━━━━━ SOURCE MATERIAL

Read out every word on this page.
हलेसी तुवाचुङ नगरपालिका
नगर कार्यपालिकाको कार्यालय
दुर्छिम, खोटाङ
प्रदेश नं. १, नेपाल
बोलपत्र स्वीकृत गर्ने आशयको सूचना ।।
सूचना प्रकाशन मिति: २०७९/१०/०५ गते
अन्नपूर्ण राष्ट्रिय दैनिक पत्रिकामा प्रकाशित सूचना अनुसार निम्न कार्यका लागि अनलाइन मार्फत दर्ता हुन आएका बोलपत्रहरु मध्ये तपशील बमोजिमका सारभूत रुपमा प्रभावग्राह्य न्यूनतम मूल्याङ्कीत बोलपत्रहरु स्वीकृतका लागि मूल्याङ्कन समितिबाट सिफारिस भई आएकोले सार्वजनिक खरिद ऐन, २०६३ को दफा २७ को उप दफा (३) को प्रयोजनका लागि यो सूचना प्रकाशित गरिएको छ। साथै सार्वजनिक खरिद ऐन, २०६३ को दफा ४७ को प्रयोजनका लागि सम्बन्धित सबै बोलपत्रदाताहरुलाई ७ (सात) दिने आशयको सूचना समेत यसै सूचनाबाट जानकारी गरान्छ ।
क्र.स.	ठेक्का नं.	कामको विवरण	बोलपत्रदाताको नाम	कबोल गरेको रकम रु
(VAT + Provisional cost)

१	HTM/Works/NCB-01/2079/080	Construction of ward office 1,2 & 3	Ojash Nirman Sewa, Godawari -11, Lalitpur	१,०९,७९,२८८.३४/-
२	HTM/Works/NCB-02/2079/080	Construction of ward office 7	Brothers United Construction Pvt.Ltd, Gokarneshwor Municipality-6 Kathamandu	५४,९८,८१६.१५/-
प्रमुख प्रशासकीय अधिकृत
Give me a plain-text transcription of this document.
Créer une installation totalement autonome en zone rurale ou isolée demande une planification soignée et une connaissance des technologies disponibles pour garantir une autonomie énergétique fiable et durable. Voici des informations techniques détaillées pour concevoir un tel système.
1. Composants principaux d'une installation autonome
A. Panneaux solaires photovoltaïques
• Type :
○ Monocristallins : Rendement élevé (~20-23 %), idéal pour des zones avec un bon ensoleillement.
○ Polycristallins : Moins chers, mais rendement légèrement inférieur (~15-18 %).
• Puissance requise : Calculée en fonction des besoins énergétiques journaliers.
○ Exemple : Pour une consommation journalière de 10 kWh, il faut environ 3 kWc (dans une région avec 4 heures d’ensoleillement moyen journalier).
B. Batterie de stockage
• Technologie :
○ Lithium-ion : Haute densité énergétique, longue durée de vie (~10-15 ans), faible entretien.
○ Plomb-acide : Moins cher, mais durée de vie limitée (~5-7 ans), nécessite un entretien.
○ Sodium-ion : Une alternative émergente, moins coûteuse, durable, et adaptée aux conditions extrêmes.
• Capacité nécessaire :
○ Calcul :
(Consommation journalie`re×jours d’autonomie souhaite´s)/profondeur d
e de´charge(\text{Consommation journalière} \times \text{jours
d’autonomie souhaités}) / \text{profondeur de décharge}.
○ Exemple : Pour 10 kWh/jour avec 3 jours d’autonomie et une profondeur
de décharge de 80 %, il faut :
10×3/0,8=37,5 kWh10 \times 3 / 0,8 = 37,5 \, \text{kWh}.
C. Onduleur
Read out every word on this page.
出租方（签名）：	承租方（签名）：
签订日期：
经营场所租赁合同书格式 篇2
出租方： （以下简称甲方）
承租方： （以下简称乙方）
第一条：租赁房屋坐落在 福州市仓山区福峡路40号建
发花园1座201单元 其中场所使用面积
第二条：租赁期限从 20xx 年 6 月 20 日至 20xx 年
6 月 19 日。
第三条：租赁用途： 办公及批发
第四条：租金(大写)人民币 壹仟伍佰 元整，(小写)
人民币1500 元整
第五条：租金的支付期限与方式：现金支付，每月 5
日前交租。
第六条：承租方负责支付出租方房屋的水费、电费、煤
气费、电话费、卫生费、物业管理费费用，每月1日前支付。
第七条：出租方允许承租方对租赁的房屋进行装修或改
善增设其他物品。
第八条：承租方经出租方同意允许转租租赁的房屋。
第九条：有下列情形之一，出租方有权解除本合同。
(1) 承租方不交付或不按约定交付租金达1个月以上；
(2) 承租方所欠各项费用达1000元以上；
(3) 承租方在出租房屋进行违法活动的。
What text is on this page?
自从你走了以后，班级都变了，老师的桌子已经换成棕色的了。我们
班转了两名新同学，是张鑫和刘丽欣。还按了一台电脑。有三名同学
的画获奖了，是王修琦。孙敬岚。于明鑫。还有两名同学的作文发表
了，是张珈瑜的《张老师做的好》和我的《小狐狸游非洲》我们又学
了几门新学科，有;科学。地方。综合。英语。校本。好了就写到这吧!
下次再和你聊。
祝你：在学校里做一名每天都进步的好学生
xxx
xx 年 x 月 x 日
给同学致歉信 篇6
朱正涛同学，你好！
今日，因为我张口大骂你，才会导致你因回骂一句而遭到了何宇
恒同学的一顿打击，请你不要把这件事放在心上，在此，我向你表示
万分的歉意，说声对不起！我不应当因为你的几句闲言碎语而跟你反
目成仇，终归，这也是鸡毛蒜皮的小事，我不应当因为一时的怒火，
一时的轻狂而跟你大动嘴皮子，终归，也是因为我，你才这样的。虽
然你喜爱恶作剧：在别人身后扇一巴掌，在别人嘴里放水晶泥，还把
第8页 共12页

━━━━━━━━━━

Retype the entries one by one, exactly.

* [WRITTEN ANSWER]:
Read out every word on this page.
हलेसी तुवाचुङ नगरपालिका
नगर कार्यपालिकाको कार्यालय
दुर्छिम, खोटाङ
प्रदेश नं. १, नेपाल
बोलपत्र स्वीकृत गर्ने आशयको सूचना ।।
सूचना प्रकाशन मिति: २०७९/१०/०५ गते
अन्नपूर्ण राष्ट्रिय दैनिक पत्रिकामा प्रकाशित सूचना अनुसार निम्न कार्यका लागि अनलाइन मार्फत दर्ता हुन आएका बोलपत्रहरु मध्ये तपशील बमोजिमका सारभूत रुपमा प्रभावग्राह्य न्यूनतम मूल्याङ्कीत बोलपत्रहरु स्वीकृतका लागि मूल्याङ्कन समितिबाट सिफारिस भई आएकोले सार्वजनिक खरिद ऐन, २०६३ को दफा २७ को उप दफा (३) को प्रयोजनका लागि यो सूचना प्रकाशित गरिएको छ। साथै सार्वजनिक खरिद ऐन, २०६३ को दफा ४७ को प्रयोजनका लागि सम्बन्धित सबै बोलपत्रदाताहरुलाई ७ (सात) दिने आशयको सूचना समेत यसै सूचनाबाट जानकारी गरान्छ ।
क्र.स.	ठेक्का नं.	कामको विवरण	बोलपत्रदाताको नाम	कबोल गरेको रकम रु
(VAT + Provisional cost)

१	HTM/Works/NCB-01/2079/080	Construction of ward office 1,2 & 3	Ojash Nirman Sewa, Godawari -11, Lalitpur	१,०९,७९,२८८.३४/-
२	HTM/Works/NCB-02/2079/080	Construction of ward office 7	Brothers United Construction Pvt.Ltd, Gokarneshwor Municipality-6 Kathamandu	५४,९८,८१६.१५/-
प्रमुख प्रशासकीय अधिकृत
Give me a plain-text transcription of this document.
Créer une installation totalement autonome en zone rurale ou isolée demande une planification soignée et une connaissance des technologies disponibles pour garantir une autonomie énergétique fiable et durable. Voici des informations techniques détaillées pour concevoir un tel système.
1. Composants principaux d'une installation autonome
A. Panneaux solaires photovoltaïques
• Type :
○ Monocristallins : Rendement élevé (~20-23 %), idéal pour des zones avec un bon ensoleillement.
○ Polycristallins : Moins chers, mais rendement légèrement inférieur (~15-18 %).
• Puissance requise : Calculée en fonction des besoins énergétiques journaliers.
○ Exemple : Pour une consommation journalière de 10 kWh, il faut environ 3 kWc (dans une région avec 4 heures d’ensoleillement moyen journalier).
B. Batterie de stockage
• Technologie :
○ Lithium-ion : Haute densité énergétique, longue durée de vie (~10-15 ans), faible entretien.
○ Plomb-acide : Moins cher, mais durée de vie limitée (~5-7 ans), nécessite un entretien.
○ Sodium-ion : Une alternative émergente, moins coûteuse, durable, et adaptée aux conditions extrêmes.
• Capacité nécessaire :
○ Calcul :
(Consommation journalie`re×jours d’autonomie souhaite´s)/profondeur d
e de´charge(\text{Consommation journalière} \times \text{jours
d’autonomie souhaités}) / \text{profondeur de décharge}.
○ Exemple : Pour 10 kWh/jour avec 3 jours d’autonomie et une profondeur
de décharge de 80 %, il faut :
10×3/0,8=37,5 kWh10 \times 3 / 0,8 = 37,5 \, \text{kWh}.
C. Onduleur
Read out every word on this page.
出租方（签名）：	承租方（签名）：
签订日期：
经营场所租赁合同书格式 篇2
出租方： （以下简称甲方）
承租方： （以下简称乙方）
第一条：租赁房屋坐落在 福州市仓山区福峡路40号建
发花园1座201单元 其中场所使用面积
第二条：租赁期限从 20xx 年 6 月 20 日至 20xx 年
6 月 19 日。
第三条：租赁用途： 办公及批发
第四条：租金(大写)人民币 壹仟伍佰 元整，(小写)
人民币1500 元整
第五条：租金的支付期限与方式：现金支付，每月 5
日前交租。
第六条：承租方负责支付出租方房屋的水费、电费、煤
气费、电话费、卫生费、物业管理费费用，每月1日前支付。
第七条：出租方允许承租方对租赁的房屋进行装修或改
善增设其他物品。
第八条：承租方经出租方同意允许转租租赁的房屋。
第九条：有下列情形之一，出租方有权解除本合同。
(1) 承租方不交付或不按约定交付租金达1个月以上；
(2) 承租方所欠各项费用达1000元以上；
(3) 承租方在出租房屋进行违法活动的。
What text is on this page?
自从你走了以后，班级都变了，老师的桌子已经换成棕色的了。我们
班转了两名新同学，是张鑫和刘丽欣。还按了一台电脑。有三名同学
的画获奖了，是王修琦。孙敬岚。于明鑫。还有两名同学的作文发表
了，是张珈瑜的《张老师做的好》和我的《小狐狸游非洲》我们又学
了几门新学科，有;科学。地方。综合。英语。校本。好了就写到这吧!
下次再和你聊。
祝你：在学校里做一名每天都进步的好学生
xxx
xx 年 x 月 x 日
给同学致歉信 篇6
朱正涛同学，你好！
今日，因为我张口大骂你，才会导致你因回骂一句而遭到了何宇
恒同学的一顿打击，请你不要把这件事放在心上，在此，我向你表示
万分的歉意，说声对不起！我不应当因为你的几句闲言碎语而跟你反
目成仇，终归，这也是鸡毛蒜皮的小事，我不应当因为一时的怒火，
一时的轻狂而跟你大动嘴皮子，终归，也是因为我，你才这样的。虽
然你喜爱恶作剧：在别人身后扇一巴掌，在别人嘴里放水晶泥，还把
第8页 共12页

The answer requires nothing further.